Saved entries

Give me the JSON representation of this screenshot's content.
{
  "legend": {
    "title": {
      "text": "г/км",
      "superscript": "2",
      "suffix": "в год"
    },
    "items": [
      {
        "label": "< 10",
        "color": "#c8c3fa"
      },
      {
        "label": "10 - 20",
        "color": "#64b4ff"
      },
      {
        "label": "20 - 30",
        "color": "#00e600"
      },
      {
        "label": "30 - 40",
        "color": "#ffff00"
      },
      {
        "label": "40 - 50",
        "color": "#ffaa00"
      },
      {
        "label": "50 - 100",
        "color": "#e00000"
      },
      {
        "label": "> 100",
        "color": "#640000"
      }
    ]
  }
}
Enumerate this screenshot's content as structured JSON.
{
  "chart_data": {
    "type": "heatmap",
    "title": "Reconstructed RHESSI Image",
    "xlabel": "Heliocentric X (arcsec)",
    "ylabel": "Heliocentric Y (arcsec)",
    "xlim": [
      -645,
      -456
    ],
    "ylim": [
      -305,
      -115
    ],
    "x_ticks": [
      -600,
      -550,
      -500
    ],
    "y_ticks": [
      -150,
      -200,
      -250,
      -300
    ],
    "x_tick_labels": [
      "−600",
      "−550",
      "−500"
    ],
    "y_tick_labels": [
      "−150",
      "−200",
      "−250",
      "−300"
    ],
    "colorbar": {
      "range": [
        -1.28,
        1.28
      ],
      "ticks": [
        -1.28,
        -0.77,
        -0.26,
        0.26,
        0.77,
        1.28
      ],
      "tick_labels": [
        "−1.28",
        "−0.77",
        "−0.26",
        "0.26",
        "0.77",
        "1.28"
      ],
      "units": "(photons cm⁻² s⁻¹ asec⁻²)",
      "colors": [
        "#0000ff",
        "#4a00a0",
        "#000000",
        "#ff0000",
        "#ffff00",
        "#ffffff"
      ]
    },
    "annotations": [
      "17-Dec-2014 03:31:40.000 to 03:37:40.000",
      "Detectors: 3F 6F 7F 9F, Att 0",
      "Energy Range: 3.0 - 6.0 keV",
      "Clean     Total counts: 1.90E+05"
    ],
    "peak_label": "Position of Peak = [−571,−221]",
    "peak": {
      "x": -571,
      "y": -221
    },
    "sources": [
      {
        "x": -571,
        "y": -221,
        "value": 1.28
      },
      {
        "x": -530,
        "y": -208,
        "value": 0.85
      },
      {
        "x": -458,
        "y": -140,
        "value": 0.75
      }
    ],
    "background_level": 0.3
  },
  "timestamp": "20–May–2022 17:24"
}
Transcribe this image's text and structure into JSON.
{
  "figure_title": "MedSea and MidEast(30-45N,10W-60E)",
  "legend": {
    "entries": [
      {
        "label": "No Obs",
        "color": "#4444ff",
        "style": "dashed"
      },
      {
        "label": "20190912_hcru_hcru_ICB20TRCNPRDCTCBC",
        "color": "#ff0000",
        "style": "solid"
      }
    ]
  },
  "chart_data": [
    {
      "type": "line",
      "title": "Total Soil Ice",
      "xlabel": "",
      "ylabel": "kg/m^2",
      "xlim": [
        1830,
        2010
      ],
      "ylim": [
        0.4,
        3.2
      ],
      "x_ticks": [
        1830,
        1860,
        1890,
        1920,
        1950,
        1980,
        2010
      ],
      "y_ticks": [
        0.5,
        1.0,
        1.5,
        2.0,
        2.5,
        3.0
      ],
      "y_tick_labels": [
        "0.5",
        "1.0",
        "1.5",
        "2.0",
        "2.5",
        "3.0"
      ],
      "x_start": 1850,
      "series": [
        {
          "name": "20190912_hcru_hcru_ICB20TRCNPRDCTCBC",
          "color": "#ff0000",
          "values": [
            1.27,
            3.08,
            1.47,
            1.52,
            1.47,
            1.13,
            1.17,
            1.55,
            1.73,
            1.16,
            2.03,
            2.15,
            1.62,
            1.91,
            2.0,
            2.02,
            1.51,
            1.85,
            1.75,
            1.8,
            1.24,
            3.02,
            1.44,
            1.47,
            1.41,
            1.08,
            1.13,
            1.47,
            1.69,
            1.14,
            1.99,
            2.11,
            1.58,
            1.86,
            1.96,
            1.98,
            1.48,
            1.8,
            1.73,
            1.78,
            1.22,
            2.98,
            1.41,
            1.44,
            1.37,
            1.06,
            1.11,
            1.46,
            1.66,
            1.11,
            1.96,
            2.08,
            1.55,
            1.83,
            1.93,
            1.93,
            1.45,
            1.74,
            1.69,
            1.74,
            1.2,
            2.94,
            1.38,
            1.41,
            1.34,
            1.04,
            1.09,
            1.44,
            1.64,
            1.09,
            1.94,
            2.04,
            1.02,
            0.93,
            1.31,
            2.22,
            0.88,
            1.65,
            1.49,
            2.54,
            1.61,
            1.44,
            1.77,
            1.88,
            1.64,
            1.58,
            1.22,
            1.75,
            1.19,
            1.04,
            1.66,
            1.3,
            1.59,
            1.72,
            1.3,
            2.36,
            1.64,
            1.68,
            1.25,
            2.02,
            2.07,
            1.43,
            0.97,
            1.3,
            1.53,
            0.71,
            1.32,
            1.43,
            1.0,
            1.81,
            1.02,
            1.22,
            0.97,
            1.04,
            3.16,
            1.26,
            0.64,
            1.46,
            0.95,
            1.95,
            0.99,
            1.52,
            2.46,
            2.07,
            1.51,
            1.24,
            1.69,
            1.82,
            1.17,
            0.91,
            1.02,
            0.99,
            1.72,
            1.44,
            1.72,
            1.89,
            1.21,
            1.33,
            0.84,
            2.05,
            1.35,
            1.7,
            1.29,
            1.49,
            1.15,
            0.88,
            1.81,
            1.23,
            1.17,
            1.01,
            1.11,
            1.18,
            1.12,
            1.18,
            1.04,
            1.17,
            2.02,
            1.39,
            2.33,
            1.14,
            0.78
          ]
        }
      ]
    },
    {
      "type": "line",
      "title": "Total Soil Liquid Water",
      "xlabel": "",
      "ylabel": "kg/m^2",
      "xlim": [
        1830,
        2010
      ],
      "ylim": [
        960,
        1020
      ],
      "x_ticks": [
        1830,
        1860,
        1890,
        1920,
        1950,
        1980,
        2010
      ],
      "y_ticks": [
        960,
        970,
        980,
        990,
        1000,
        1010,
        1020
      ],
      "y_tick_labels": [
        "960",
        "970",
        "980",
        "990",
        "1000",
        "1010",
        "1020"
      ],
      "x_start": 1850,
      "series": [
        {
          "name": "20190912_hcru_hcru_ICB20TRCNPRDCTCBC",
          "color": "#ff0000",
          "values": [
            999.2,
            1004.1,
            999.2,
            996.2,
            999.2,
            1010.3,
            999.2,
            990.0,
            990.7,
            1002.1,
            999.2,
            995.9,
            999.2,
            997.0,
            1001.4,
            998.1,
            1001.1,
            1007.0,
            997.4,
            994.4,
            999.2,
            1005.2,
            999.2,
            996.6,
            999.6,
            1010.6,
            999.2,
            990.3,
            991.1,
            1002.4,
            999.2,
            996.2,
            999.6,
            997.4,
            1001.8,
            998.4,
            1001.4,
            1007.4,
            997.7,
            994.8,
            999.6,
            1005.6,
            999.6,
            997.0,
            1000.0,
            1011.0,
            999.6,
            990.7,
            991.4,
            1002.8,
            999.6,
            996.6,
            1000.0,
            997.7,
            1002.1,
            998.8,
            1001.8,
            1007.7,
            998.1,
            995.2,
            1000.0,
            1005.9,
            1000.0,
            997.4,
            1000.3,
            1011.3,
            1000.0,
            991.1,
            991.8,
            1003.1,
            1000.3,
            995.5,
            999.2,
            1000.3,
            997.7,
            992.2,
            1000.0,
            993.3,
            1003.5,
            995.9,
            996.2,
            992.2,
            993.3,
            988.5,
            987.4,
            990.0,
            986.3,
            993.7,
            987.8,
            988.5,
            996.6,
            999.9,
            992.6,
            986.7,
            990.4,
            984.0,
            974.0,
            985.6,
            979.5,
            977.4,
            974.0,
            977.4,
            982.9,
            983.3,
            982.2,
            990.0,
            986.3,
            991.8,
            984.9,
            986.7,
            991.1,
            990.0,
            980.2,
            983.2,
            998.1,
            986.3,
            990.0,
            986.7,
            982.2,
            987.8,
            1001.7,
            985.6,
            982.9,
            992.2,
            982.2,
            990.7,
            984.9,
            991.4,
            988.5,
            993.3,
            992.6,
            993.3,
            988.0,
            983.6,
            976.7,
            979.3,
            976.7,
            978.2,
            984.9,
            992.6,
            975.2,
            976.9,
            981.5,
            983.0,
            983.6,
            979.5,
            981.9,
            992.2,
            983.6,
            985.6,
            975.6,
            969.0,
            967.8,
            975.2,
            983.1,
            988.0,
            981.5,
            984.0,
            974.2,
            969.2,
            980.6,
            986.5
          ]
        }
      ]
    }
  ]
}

## Work required
Go through the data above and find the lines with the word "Heliocentric". Copy each of those lines.

## Task response
    "xlabel": "Heliocentric X (arcsec)",
    "ylabel": "Heliocentric Y (arcsec)",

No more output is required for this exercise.